Read the listing and extract each line that includes the word "sslContext".

● ● ●

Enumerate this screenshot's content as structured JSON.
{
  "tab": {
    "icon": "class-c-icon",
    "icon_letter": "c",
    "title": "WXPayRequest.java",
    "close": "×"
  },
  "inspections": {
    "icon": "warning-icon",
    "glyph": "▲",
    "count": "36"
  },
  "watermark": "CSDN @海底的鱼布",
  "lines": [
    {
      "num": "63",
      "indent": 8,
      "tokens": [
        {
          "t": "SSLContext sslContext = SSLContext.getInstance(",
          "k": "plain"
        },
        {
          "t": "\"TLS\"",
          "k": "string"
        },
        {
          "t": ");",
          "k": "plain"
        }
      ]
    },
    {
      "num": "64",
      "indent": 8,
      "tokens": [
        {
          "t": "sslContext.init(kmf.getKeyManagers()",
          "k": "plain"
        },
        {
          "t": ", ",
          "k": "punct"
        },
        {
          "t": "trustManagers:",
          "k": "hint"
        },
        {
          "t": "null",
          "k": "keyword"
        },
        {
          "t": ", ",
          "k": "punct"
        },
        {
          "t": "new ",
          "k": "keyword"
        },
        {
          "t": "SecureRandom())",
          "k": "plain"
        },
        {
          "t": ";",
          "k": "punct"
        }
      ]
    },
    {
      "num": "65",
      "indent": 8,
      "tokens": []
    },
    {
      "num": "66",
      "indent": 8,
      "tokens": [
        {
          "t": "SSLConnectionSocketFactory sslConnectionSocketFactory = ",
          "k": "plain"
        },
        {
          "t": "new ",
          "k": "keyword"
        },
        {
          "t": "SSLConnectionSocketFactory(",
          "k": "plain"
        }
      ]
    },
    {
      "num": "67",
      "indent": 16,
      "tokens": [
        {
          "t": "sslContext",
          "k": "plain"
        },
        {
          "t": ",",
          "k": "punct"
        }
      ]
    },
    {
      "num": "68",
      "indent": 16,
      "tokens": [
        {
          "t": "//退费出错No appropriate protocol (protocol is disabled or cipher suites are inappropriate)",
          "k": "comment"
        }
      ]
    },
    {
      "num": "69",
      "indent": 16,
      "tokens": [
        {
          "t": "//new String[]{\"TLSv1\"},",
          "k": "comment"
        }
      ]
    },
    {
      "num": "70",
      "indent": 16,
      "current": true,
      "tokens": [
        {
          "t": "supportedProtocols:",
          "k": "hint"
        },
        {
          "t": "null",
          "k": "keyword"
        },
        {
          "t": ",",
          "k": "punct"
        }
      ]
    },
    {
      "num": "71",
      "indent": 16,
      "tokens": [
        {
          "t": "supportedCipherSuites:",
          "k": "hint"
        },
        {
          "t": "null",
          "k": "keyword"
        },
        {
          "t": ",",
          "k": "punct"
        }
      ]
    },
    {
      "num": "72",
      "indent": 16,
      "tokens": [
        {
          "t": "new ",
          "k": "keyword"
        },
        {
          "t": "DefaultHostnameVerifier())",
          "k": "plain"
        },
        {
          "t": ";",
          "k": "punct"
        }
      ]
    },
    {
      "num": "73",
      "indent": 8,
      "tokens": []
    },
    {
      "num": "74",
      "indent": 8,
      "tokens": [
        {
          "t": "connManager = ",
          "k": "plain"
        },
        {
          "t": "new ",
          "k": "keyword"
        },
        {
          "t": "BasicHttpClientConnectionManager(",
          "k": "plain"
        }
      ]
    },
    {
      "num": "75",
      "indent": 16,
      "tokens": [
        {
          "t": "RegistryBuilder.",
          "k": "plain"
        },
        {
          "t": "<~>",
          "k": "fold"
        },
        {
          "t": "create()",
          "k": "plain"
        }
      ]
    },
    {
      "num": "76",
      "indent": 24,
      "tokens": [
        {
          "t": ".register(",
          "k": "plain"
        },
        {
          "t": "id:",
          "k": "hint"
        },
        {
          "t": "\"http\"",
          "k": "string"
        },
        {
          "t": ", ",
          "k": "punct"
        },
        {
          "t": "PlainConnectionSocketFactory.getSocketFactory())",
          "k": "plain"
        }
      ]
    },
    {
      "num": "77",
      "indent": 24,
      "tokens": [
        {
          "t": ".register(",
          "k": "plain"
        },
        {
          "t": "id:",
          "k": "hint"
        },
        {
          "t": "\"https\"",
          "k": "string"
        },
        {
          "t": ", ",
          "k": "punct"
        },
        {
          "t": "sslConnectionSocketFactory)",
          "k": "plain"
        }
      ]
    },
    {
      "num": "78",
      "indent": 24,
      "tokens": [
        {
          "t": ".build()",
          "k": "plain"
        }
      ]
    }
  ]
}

● ● ●

## FULL SOLUTION
          "t": "SSLContext sslContext = SSLContext.getInstance(",
          "t": "sslContext.init(kmf.getKeyManagers()",
          "t": "sslContext",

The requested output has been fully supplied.